## GOAL
Copy the data below word for word, from the very beginning through the line containing "Text: 16, CHIVERTON", including both ends.

Excerpt from a dataset
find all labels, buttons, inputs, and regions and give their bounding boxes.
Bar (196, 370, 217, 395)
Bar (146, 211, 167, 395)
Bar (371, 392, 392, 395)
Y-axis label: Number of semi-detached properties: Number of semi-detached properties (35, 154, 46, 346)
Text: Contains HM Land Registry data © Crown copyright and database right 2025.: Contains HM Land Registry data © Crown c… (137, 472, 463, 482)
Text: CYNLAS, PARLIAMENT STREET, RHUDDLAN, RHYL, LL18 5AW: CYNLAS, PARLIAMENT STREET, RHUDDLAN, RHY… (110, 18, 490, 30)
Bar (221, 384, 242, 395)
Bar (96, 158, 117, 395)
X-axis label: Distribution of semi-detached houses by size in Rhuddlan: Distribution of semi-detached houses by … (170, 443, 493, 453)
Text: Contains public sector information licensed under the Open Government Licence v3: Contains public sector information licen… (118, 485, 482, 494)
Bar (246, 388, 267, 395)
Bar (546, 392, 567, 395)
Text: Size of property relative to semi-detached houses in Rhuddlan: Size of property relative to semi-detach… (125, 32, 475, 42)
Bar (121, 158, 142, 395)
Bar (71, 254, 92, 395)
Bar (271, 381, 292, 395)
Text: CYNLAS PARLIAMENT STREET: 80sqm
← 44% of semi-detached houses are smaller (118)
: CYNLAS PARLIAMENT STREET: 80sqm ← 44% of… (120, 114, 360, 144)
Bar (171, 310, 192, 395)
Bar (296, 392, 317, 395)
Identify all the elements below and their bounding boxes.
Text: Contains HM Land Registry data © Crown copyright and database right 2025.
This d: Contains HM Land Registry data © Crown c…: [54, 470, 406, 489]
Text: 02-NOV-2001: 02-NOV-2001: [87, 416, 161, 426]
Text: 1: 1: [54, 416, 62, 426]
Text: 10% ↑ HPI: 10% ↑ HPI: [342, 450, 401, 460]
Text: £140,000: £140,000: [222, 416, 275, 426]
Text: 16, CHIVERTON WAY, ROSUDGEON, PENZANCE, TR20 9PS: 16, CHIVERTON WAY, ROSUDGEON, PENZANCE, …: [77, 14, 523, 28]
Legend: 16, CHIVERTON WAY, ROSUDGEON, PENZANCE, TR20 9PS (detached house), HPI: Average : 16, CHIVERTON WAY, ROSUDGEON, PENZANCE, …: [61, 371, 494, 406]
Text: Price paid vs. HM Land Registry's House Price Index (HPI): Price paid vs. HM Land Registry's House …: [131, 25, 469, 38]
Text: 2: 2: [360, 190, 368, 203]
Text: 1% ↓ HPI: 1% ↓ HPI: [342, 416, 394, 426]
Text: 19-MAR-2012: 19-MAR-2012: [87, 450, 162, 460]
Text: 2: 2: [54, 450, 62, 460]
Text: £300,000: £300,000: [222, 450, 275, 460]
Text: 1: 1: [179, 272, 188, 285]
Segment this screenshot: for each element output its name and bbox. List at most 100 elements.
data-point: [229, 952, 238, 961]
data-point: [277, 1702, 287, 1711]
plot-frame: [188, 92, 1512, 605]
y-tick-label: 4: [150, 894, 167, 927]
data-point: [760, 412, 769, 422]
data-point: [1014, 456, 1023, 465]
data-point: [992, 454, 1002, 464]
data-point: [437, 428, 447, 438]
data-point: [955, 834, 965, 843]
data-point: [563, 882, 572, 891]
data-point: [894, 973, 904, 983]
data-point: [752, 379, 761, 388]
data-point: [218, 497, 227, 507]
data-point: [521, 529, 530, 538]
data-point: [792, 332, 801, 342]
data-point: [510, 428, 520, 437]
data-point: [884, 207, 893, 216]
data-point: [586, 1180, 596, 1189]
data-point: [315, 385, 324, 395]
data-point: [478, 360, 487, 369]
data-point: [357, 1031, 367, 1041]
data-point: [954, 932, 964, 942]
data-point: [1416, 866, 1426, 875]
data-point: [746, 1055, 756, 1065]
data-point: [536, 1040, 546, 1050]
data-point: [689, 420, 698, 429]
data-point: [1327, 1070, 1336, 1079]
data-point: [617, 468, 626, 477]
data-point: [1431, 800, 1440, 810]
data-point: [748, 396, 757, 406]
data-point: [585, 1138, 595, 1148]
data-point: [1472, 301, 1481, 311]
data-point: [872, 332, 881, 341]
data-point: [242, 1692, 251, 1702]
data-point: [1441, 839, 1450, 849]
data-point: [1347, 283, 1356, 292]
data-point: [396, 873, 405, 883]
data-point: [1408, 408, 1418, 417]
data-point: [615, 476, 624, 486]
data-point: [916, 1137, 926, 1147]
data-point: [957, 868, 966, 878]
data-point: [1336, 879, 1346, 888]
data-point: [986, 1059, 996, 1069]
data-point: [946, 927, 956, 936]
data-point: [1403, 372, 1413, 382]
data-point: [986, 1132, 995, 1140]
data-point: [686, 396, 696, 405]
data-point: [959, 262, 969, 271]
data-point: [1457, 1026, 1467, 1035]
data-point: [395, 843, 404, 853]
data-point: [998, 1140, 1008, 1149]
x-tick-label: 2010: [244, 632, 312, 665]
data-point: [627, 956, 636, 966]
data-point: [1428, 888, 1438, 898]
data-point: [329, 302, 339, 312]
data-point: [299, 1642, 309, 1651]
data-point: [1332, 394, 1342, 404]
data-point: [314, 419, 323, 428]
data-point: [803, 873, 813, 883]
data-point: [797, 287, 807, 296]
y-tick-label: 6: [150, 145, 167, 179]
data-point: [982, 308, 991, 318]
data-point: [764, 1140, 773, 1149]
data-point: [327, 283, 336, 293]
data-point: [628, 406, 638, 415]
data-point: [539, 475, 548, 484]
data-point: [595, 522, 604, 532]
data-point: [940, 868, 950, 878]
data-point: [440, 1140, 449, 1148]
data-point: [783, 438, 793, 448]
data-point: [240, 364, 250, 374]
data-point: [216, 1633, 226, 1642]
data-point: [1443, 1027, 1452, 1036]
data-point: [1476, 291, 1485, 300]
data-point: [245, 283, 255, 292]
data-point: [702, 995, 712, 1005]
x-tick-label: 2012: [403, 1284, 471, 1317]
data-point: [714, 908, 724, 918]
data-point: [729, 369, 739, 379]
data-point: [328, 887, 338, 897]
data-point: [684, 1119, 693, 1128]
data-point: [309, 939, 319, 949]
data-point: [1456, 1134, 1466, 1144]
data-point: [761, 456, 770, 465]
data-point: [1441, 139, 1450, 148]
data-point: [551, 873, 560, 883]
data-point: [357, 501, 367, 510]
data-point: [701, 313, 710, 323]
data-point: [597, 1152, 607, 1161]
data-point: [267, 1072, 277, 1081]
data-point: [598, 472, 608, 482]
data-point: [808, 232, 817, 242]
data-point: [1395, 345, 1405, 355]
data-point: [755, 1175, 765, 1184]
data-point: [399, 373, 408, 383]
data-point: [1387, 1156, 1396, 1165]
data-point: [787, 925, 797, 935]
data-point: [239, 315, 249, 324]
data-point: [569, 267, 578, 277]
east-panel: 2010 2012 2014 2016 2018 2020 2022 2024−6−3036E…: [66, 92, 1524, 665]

## TASK ANSWER
find all labels, buttons, inputs, and regions and give their bounding boxes.
Bar (196, 370, 217, 395)
Bar (146, 211, 167, 395)
Bar (371, 392, 392, 395)
Y-axis label: Number of semi-detached properties: Number of semi-detached properties (35, 154, 46, 346)
Text: Contains HM Land Registry data © Crown copyright and database right 2025.: Contains HM Land Registry data © Crown c… (137, 472, 463, 482)
Text: CYNLAS, PARLIAMENT STREET, RHUDDLAN, RHYL, LL18 5AW: CYNLAS, PARLIAMENT STREET, RHUDDLAN, RHY… (110, 18, 490, 30)
Bar (221, 384, 242, 395)
Bar (96, 158, 117, 395)
X-axis label: Distribution of semi-detached houses by size in Rhuddlan: Distribution of semi-detached houses by … (170, 443, 493, 453)
Text: Contains public sector information licensed under the Open Government Licence v3: Contains public sector information licen… (118, 485, 482, 494)
Bar (246, 388, 267, 395)
Bar (546, 392, 567, 395)
Text: Size of property relative to semi-detached houses in Rhuddlan: Size of property relative to semi-detach… (125, 32, 475, 42)
Bar (121, 158, 142, 395)
Bar (71, 254, 92, 395)
Bar (271, 381, 292, 395)
Text: CYNLAS PARLIAMENT STREET: 80sqm
← 44% of semi-detached houses are smaller (118)
: CYNLAS PARLIAMENT STREET: 80sqm ← 44% of… (120, 114, 360, 144)
Bar (171, 310, 192, 395)
Bar (296, 392, 317, 395)
Identify all the elements below and their bounding boxes.
Text: Contains HM Land Registry data © Crown copyright and database right 2025.
This d: Contains HM Land Registry data © Crown c…: [54, 470, 406, 489]
Text: 02-NOV-2001: 02-NOV-2001: [87, 416, 161, 426]
Text: 1: 1: [54, 416, 62, 426]
Text: 10% ↑ HPI: 10% ↑ HPI: [342, 450, 401, 460]
Text: £140,000: £140,000: [222, 416, 275, 426]
Text: 16, CHIVERTON WAY, ROSUDGEON, PENZANCE, TR20 9PS: 16, CHIVERTON WAY, ROSUDGEON, PENZANCE, …: [77, 14, 523, 28]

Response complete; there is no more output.